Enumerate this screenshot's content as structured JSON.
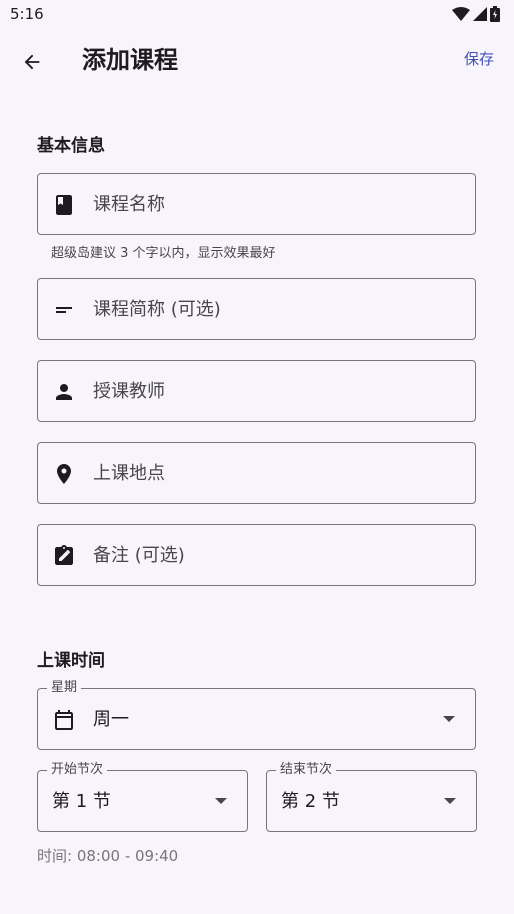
{
  "status": {
    "time": "5:16"
  },
  "appbar": {
    "title": "添加课程",
    "save": "保存"
  },
  "basic": {
    "title": "基本信息",
    "course_name": "课程名称",
    "helper": "超级岛建议 3 个字以内，显示效果最好",
    "short_name": "课程简称 (可选)",
    "teacher": "授课教师",
    "location": "上课地点",
    "note": "备注 (可选)"
  },
  "schedule": {
    "title": "上课时间",
    "weekday_label": "星期",
    "weekday_value": "周一",
    "start_label": "开始节次",
    "start_value": "第 1 节",
    "end_label": "结束节次",
    "end_value": "第 2 节",
    "time_text": "时间: 08:00 - 09:40"
  },
  "icons": {
    "back": "arrow-back-icon",
    "name": "book-icon",
    "short": "short-text-icon",
    "teacher": "person-icon",
    "location": "location-pin-icon",
    "note": "edit-clipboard-icon",
    "weekday": "calendar-icon",
    "dropdown": "dropdown-arrow-icon"
  },
  "colors": {
    "accent": "#3f51b5",
    "background": "#f7f5fb",
    "outline": "#79747e"
  }
}
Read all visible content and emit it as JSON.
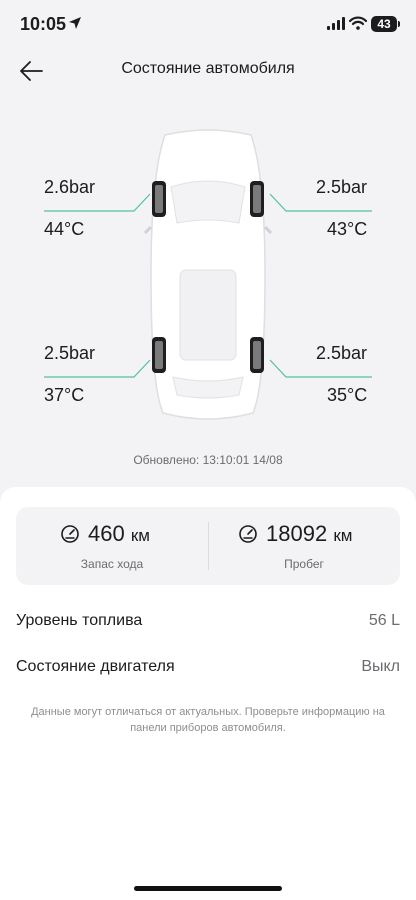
{
  "status_bar": {
    "time": "10:05",
    "battery": "43"
  },
  "header": {
    "title": "Состояние автомобиля"
  },
  "tires": {
    "front_left": {
      "pressure": "2.6bar",
      "temperature": "44°C"
    },
    "front_right": {
      "pressure": "2.5bar",
      "temperature": "43°C"
    },
    "rear_left": {
      "pressure": "2.5bar",
      "temperature": "37°C"
    },
    "rear_right": {
      "pressure": "2.5bar",
      "temperature": "35°C"
    }
  },
  "updated": "Обновлено: 13:10:01 14/08",
  "stats": {
    "range": {
      "value": "460",
      "unit": "км",
      "label": "Запас хода"
    },
    "mileage": {
      "value": "18092",
      "unit": "км",
      "label": "Пробег"
    }
  },
  "info": {
    "fuel_level": {
      "label": "Уровень топлива",
      "value": "56 L"
    },
    "engine_state": {
      "label": "Состояние двигателя",
      "value": "Выкл"
    }
  },
  "disclaimer": "Данные могут отличаться от актуальных. Проверьте информацию на панели приборов автомобиля.",
  "colors": {
    "accent_line": "#4fc3a1",
    "sheet_background": "#ffffff",
    "page_background": "#f3f3f6"
  }
}
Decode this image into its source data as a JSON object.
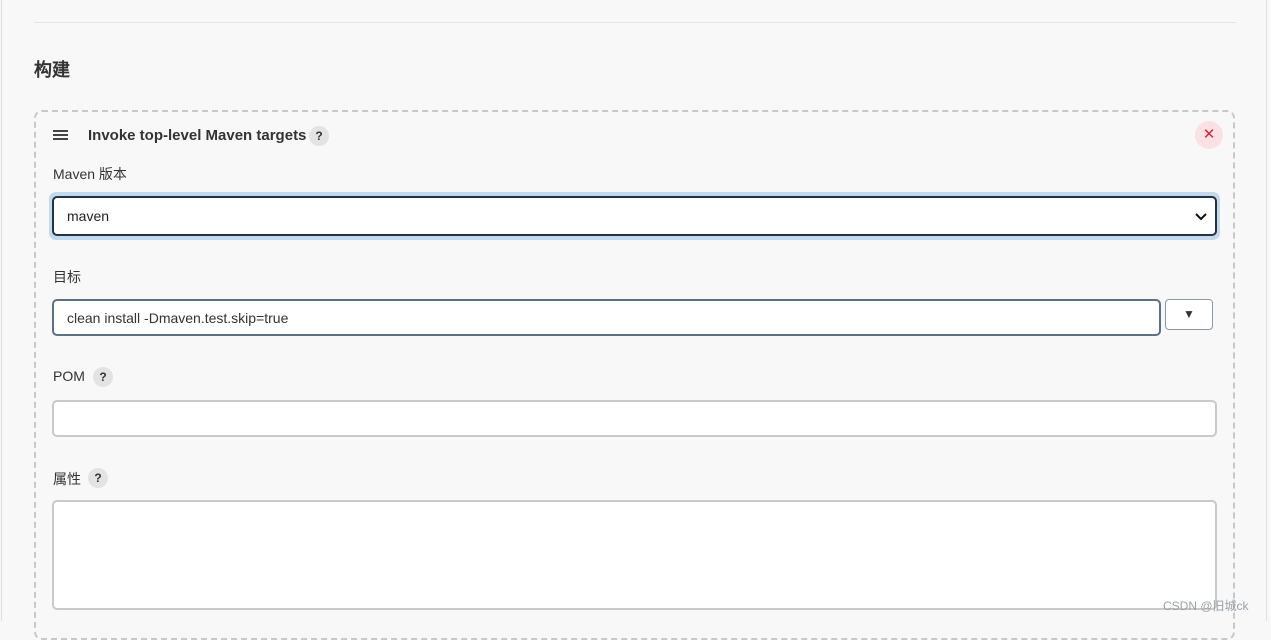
{
  "section": {
    "title": "构建"
  },
  "build_step": {
    "title": "Invoke top-level Maven targets",
    "help_label": "?",
    "delete_label": "✕"
  },
  "fields": {
    "maven_version": {
      "label": "Maven 版本",
      "selected": "maven"
    },
    "goals": {
      "label": "目标",
      "value": "clean  install -Dmaven.test.skip=true",
      "dropdown_label": "▼"
    },
    "pom": {
      "label": "POM",
      "help_label": "?",
      "value": ""
    },
    "properties": {
      "label": "属性",
      "help_label": "?",
      "value": ""
    }
  },
  "watermark": "CSDN @旧城ck",
  "colors": {
    "delete": "#d0273c",
    "focus_border": "#1f3448",
    "focus_ring": "#c5d9ec"
  }
}
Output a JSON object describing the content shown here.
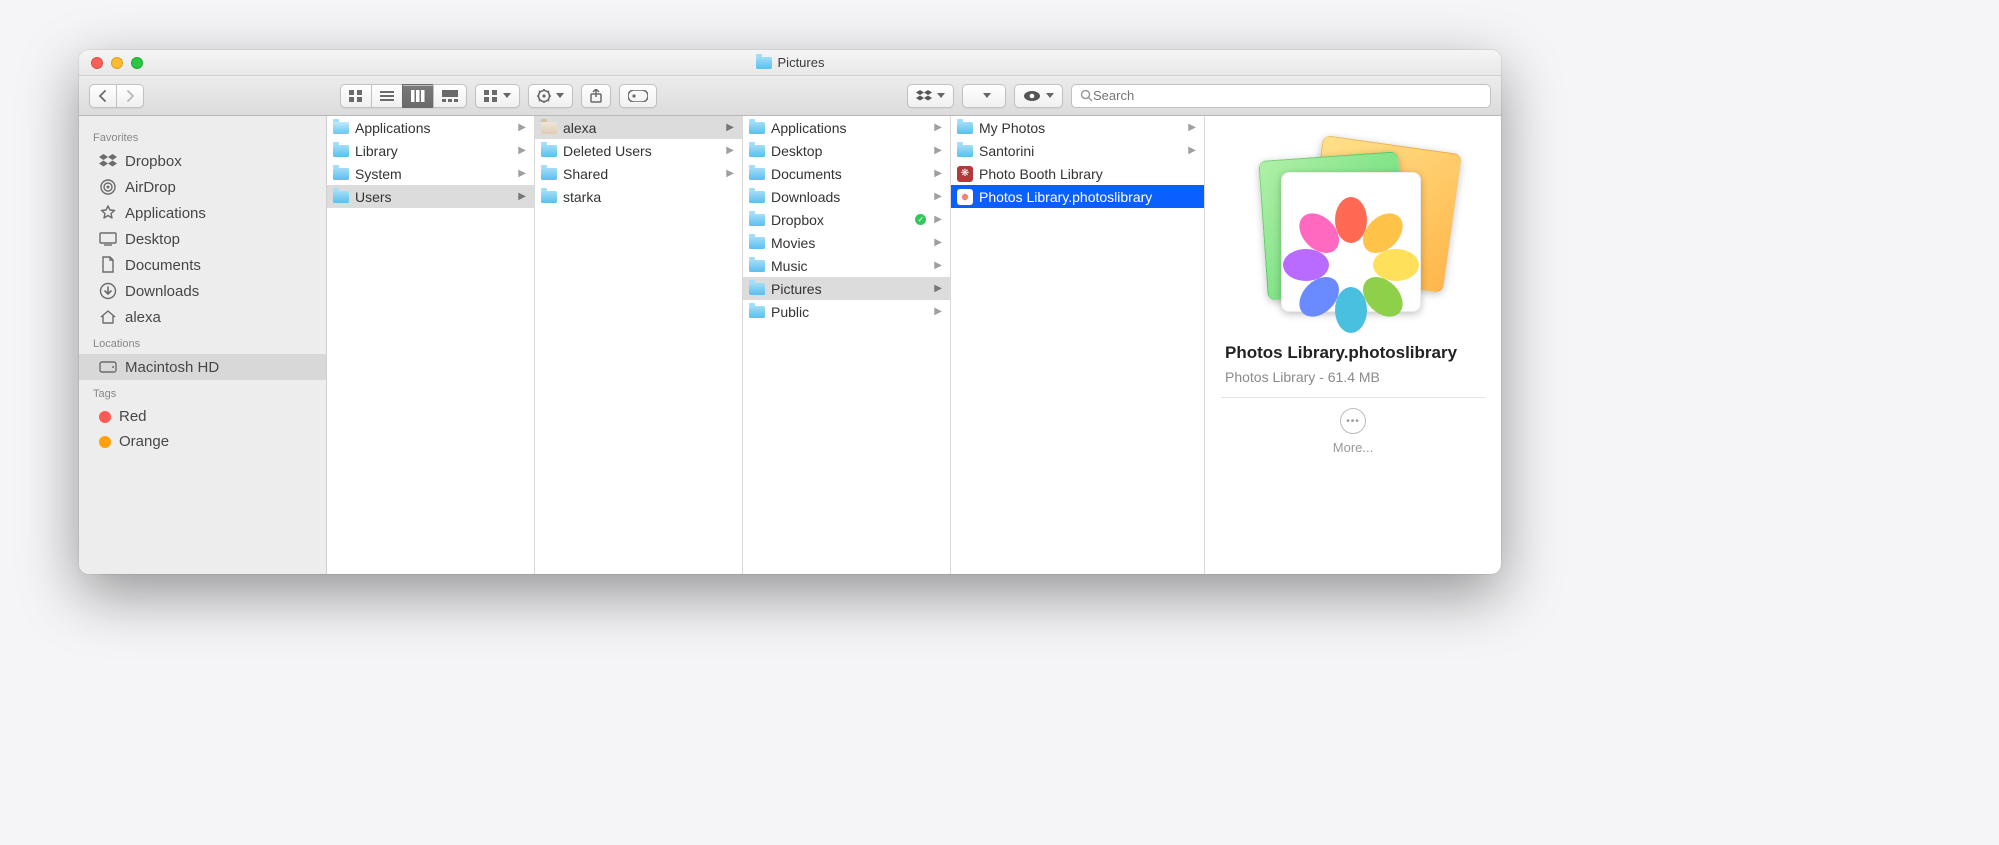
{
  "window": {
    "title": "Pictures"
  },
  "toolbar": {
    "search_placeholder": "Search"
  },
  "sidebar": {
    "sections": [
      {
        "header": "Favorites",
        "items": [
          {
            "label": "Dropbox",
            "icon": "dropbox"
          },
          {
            "label": "AirDrop",
            "icon": "airdrop"
          },
          {
            "label": "Applications",
            "icon": "applications"
          },
          {
            "label": "Desktop",
            "icon": "desktop"
          },
          {
            "label": "Documents",
            "icon": "documents"
          },
          {
            "label": "Downloads",
            "icon": "downloads"
          },
          {
            "label": "alexa",
            "icon": "home"
          }
        ]
      },
      {
        "header": "Locations",
        "items": [
          {
            "label": "Macintosh HD",
            "icon": "disk",
            "selected": true
          }
        ]
      },
      {
        "header": "Tags",
        "items": [
          {
            "label": "Red",
            "color": "#ff5a52"
          },
          {
            "label": "Orange",
            "color": "#ff9f0a"
          }
        ]
      }
    ]
  },
  "columns": [
    {
      "items": [
        {
          "label": "Applications",
          "icon": "folder-app",
          "arrow": true
        },
        {
          "label": "Library",
          "icon": "folder",
          "arrow": true
        },
        {
          "label": "System",
          "icon": "folder",
          "arrow": true
        },
        {
          "label": "Users",
          "icon": "folder",
          "arrow": true,
          "path": true
        }
      ]
    },
    {
      "items": [
        {
          "label": "alexa",
          "icon": "folder-home",
          "arrow": true,
          "path": true
        },
        {
          "label": "Deleted Users",
          "icon": "folder",
          "arrow": true
        },
        {
          "label": "Shared",
          "icon": "folder",
          "arrow": true
        },
        {
          "label": "starka",
          "icon": "folder",
          "arrow": false
        }
      ]
    },
    {
      "items": [
        {
          "label": "Applications",
          "icon": "folder",
          "arrow": true
        },
        {
          "label": "Desktop",
          "icon": "folder",
          "arrow": true
        },
        {
          "label": "Documents",
          "icon": "folder",
          "arrow": true
        },
        {
          "label": "Downloads",
          "icon": "folder",
          "arrow": true
        },
        {
          "label": "Dropbox",
          "icon": "folder",
          "arrow": true,
          "badge": true
        },
        {
          "label": "Movies",
          "icon": "folder",
          "arrow": true
        },
        {
          "label": "Music",
          "icon": "folder",
          "arrow": true
        },
        {
          "label": "Pictures",
          "icon": "folder",
          "arrow": true,
          "path": true
        },
        {
          "label": "Public",
          "icon": "folder",
          "arrow": true
        }
      ]
    },
    {
      "items": [
        {
          "label": "My Photos",
          "icon": "folder",
          "arrow": true
        },
        {
          "label": "Santorini",
          "icon": "folder",
          "arrow": true
        },
        {
          "label": "Photo Booth Library",
          "icon": "photobooth",
          "arrow": false
        },
        {
          "label": "Photos Library.photoslibrary",
          "icon": "photos",
          "arrow": false,
          "selected": true
        }
      ]
    }
  ],
  "preview": {
    "name": "Photos Library.photoslibrary",
    "kind": "Photos Library",
    "size": "61.4 MB",
    "more_label": "More..."
  },
  "colors": {
    "selection": "#0a60ff",
    "path": "#dcdcdc"
  }
}
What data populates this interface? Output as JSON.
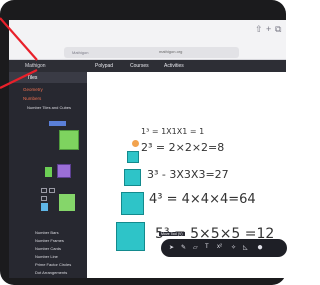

------------

▶ _TASK STATEMENT_:
In the material above, show every line where the word "temperature" turns up.

▶ _EXERCISE RESPONSE_:
      "temperature": "44°C"
      "temperature": "43°C"
      "temperature": "37°C"
      "temperature": "35°C"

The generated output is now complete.